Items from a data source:
· · · ·

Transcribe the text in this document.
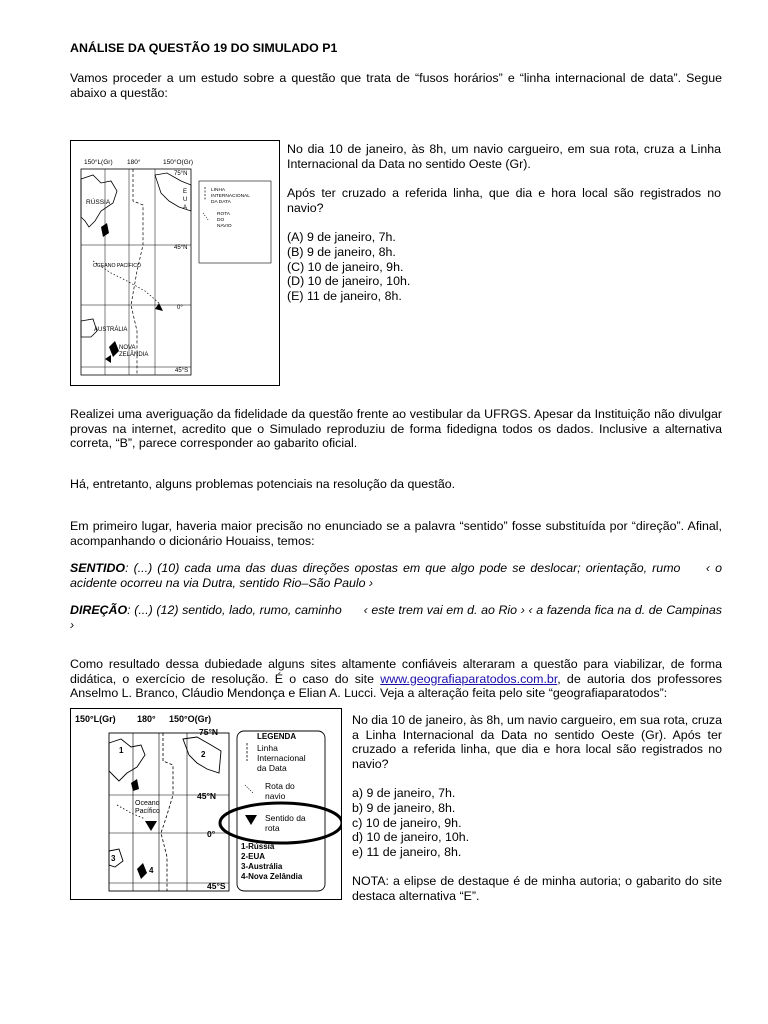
ANÁLISE DA QUESTÃO 19 DO SIMULADO P1

Vamos proceder a um estudo sobre a questão que trata de “fusos horários” e “linha internacional de data”. Segue abaixo a questão:

150°L(Gr) 180°	150°O(Gr)
75°N
45°N
0°
45°S
RÚSSIA
E
U
A
OCEANO PACÍFICO
AUSTRÁLIA
NOVA
ZELÂNDIA
LINHA
INTERNACIONAL
DA DATA
ROTA
DO
NAVIO

No dia 10 de janeiro, às 8h, um navio cargueiro, em sua rota, cruza a Linha Internacional da Data no sentido Oeste (Gr).

Após ter cruzado a referida linha, que dia e hora local são registrados no navio?

(A) 9 de janeiro, 7h.

(B) 9 de janeiro, 8h.

(C) 10 de janeiro, 9h.

(D) 10 de janeiro, 10h.

(E) 11 de janeiro, 8h.

Realizei uma averiguação da fidelidade da questão frente ao vestibular da UFRGS. Apesar da Instituição não divulgar provas na internet, acredito que o Simulado reproduziu de forma fidedigna todos os dados. Inclusive a alternativa correta, “B”, parece corresponder ao gabarito oficial.

Há, entretanto, alguns problemas potenciais na resolução da questão.

Em primeiro lugar, haveria maior precisão no enunciado se a palavra “sentido” fosse substituída por “direção”. Afinal, acompanhando o dicionário Houaiss, temos:

SENTIDO: (...) (10) cada uma das duas direções opostas em que algo pode se deslocar; orientação, rumo ‹ o acidente ocorreu na via Dutra, sentido Rio–São Paulo ›

DIREÇÃO: (...) (12) sentido, lado, rumo, caminho ‹ este trem vai em d. ao Rio › ‹ a fazenda fica na d. de Campinas ›

Como resultado dessa dubiedade alguns sites altamente confiáveis alteraram a questão para viabilizar, de forma didática, o exercício de resolução. É o caso do site www.geografiaparatodos.com.br, de autoria dos professores Anselmo L. Branco, Cláudio Mendonça e Elian A. Lucci. Veja a alteração feita pelo site “geografiaparatodos”:

150°L(Gr) 180° 150°O(Gr)
75°N
45°N
0°
45°S
Oceano
Pacífico
1	2
3
4
LEGENDA
Linha
Internacional
da Data
Rota do
navio
Sentido da
rota
1-Rússia
2-EUA
3-Austrália
4-Nova Zelândia

No dia 10 de janeiro, às 8h, um navio cargueiro, em sua rota, cruza a Linha Internacional da Data no sentido Oeste (Gr). Após ter cruzado a referida linha, que dia e hora local são registrados no navio?

a) 9 de janeiro, 7h.

b) 9 de janeiro, 8h.

c) 10 de janeiro, 9h.

d) 10 de janeiro, 10h.

e) 11 de janeiro, 8h.

NOTA: a elipse de destaque é de minha autoria; o gabarito do site destaca alternativa “E”.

· · · ·

The exercise: Go through the listing above and write it out again exactly, dropping the pictures.

Answer to the task:
Transcribe the text in this document.
ANÁLISE DA QUESTÃO 19 DO SIMULADO P1

Vamos proceder a um estudo sobre a questão que trata de “fusos horários” e “linha internacional de data”. Segue abaixo a questão:

150°L(Gr) 180°	150°O(Gr)
75°N
45°N
0°
45°S
RÚSSIA
E
U
A
OCEANO PACÍFICO
AUSTRÁLIA
NOVA
ZELÂNDIA
LINHA
INTERNACIONAL
DA DATA
ROTA
DO
NAVIO

No dia 10 de janeiro, às 8h, um navio cargueiro, em sua rota, cruza a Linha Internacional da Data no sentido Oeste (Gr).

Após ter cruzado a referida linha, que dia e hora local são registrados no navio?

(A) 9 de janeiro, 7h.

(B) 9 de janeiro, 8h.

(C) 10 de janeiro, 9h.

(D) 10 de janeiro, 10h.

(E) 11 de janeiro, 8h.

Realizei uma averiguação da fidelidade da questão frente ao vestibular da UFRGS. Apesar da Instituição não divulgar provas na internet, acredito que o Simulado reproduziu de forma fidedigna todos os dados. Inclusive a alternativa correta, “B”, parece corresponder ao gabarito oficial.

Há, entretanto, alguns problemas potenciais na resolução da questão.

Em primeiro lugar, haveria maior precisão no enunciado se a palavra “sentido” fosse substituída por “direção”. Afinal, acompanhando o dicionário Houaiss, temos:

SENTIDO: (...) (10) cada uma das duas direções opostas em que algo pode se deslocar; orientação, rumo ‹ o acidente ocorreu na via Dutra, sentido Rio–São Paulo ›

DIREÇÃO: (...) (12) sentido, lado, rumo, caminho ‹ este trem vai em d. ao Rio › ‹ a fazenda fica na d. de Campinas ›

Como resultado dessa dubiedade alguns sites altamente confiáveis alteraram a questão para viabilizar, de forma didática, o exercício de resolução. É o caso do site www.geografiaparatodos.com.br, de autoria dos professores Anselmo L. Branco, Cláudio Mendonça e Elian A. Lucci. Veja a alteração feita pelo site “geografiaparatodos”:

150°L(Gr) 180° 150°O(Gr)
75°N
45°N
0°
45°S
Oceano
Pacífico
1	2
3
4
LEGENDA
Linha
Internacional
da Data
Rota do
navio
Sentido da
rota
1-Rússia
2-EUA
3-Austrália
4-Nova Zelândia

No dia 10 de janeiro, às 8h, um navio cargueiro, em sua rota, cruza a Linha Internacional da Data no sentido Oeste (Gr). Após ter cruzado a referida linha, que dia e hora local são registrados no navio?

a) 9 de janeiro, 7h.

b) 9 de janeiro, 8h.

c) 10 de janeiro, 9h.

d) 10 de janeiro, 10h.

e) 11 de janeiro, 8h.

NOTA: a elipse de destaque é de minha autoria; o gabarito do site destaca alternativa “E”.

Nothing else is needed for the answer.